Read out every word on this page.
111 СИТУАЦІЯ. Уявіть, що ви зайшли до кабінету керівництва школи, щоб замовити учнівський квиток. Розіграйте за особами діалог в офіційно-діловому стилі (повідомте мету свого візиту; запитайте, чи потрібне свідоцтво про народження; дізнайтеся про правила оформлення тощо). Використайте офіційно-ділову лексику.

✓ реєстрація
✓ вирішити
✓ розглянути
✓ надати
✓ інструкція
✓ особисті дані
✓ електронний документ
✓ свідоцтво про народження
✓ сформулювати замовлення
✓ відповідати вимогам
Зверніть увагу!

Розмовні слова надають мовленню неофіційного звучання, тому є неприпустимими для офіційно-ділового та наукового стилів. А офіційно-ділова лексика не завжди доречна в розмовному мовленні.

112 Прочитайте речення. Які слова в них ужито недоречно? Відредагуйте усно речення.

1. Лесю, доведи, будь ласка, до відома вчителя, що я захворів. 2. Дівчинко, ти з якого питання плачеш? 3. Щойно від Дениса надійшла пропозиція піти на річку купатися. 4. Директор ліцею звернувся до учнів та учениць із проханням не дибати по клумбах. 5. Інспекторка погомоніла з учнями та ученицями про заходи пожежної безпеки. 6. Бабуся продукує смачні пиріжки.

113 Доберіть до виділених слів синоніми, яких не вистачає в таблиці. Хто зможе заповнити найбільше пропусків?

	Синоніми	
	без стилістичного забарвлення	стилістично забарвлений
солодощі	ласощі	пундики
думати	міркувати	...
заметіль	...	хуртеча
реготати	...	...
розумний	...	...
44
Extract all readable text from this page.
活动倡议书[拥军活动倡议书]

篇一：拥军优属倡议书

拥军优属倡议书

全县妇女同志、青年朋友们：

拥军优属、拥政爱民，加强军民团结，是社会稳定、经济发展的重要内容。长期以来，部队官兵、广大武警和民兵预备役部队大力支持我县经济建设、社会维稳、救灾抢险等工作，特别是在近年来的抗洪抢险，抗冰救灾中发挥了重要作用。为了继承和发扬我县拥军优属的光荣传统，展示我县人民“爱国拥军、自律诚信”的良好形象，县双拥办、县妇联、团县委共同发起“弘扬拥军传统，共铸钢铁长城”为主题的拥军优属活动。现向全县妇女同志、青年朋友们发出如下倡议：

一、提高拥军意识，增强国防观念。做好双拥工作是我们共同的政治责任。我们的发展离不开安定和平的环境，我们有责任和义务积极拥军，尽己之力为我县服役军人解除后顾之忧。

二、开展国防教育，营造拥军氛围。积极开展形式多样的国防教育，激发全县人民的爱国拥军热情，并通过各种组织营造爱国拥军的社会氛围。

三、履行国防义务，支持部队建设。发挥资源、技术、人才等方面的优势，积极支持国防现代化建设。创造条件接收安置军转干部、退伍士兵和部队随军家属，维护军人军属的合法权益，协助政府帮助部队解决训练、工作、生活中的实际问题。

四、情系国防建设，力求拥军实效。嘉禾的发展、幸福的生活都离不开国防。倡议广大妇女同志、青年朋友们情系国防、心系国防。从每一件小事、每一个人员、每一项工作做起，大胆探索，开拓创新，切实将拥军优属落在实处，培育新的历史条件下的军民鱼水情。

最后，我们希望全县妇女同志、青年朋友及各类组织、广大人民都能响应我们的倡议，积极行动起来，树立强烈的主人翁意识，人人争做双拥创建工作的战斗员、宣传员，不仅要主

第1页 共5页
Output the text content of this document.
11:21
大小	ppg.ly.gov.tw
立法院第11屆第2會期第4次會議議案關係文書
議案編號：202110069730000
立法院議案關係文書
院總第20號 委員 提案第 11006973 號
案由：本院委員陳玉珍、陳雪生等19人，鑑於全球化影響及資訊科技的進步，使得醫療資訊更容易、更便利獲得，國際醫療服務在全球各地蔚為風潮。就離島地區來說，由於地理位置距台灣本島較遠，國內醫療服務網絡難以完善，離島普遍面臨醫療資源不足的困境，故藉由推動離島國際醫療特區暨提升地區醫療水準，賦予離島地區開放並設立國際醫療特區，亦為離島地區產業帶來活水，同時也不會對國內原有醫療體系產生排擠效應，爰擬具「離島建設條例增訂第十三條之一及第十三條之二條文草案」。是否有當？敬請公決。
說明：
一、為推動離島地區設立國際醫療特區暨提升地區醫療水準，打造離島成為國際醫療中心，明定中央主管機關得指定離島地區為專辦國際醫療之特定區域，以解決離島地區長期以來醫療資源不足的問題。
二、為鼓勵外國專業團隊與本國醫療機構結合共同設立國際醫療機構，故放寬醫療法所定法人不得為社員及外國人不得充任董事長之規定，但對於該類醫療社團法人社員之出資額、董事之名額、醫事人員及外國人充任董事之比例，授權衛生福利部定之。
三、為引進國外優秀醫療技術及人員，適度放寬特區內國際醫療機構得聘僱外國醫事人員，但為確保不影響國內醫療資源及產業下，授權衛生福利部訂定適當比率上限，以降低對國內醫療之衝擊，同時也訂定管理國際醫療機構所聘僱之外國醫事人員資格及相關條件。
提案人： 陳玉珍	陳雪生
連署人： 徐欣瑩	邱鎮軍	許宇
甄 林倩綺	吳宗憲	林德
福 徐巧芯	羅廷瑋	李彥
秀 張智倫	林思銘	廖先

◇ ◇ ◇ ◇

* [DESCRIPTION OF THE TASK]: Copy each line of the listing that includes "this".

* [RESPONSE BELOW]:
Read out every word on this page.
Extract all readable text from this page.
Output the text content of this document.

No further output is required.